» Record extracts
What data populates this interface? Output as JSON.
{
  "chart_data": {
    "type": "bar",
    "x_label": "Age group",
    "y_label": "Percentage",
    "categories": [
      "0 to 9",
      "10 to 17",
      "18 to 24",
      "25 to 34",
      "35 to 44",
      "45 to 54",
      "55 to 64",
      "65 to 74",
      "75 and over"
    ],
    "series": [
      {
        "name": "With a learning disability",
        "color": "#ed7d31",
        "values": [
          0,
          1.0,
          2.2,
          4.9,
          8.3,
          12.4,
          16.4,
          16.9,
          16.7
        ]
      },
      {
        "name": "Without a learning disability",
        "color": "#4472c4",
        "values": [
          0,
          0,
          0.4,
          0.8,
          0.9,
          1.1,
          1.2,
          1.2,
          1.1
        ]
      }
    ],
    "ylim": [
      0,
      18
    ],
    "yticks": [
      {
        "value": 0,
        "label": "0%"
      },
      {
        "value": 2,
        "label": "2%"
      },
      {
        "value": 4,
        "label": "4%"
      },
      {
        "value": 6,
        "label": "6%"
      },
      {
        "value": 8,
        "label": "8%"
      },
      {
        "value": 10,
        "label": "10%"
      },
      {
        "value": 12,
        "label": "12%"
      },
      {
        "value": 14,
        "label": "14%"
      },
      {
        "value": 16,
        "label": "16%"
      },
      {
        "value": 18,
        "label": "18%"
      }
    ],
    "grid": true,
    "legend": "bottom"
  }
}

» Requirement
Write out the entire listing exactly.

» Complete answer
What data populates this interface? Output as JSON.
{
  "chart_data": {
    "type": "bar",
    "x_label": "Age group",
    "y_label": "Percentage",
    "categories": [
      "0 to 9",
      "10 to 17",
      "18 to 24",
      "25 to 34",
      "35 to 44",
      "45 to 54",
      "55 to 64",
      "65 to 74",
      "75 and over"
    ],
    "series": [
      {
        "name": "With a learning disability",
        "color": "#ed7d31",
        "values": [
          0,
          1.0,
          2.2,
          4.9,
          8.3,
          12.4,
          16.4,
          16.9,
          16.7
        ]
      },
      {
        "name": "Without a learning disability",
        "color": "#4472c4",
        "values": [
          0,
          0,
          0.4,
          0.8,
          0.9,
          1.1,
          1.2,
          1.2,
          1.1
        ]
      }
    ],
    "ylim": [
      0,
      18
    ],
    "yticks": [
      {
        "value": 0,
        "label": "0%"
      },
      {
        "value": 2,
        "label": "2%"
      },
      {
        "value": 4,
        "label": "4%"
      },
      {
        "value": 6,
        "label": "6%"
      },
      {
        "value": 8,
        "label": "8%"
      },
      {
        "value": 10,
        "label": "10%"
      },
      {
        "value": 12,
        "label": "12%"
      },
      {
        "value": 14,
        "label": "14%"
      },
      {
        "value": 16,
        "label": "16%"
      },
      {
        "value": 18,
        "label": "18%"
      }
    ],
    "grid": true,
    "legend": "bottom"
  }
}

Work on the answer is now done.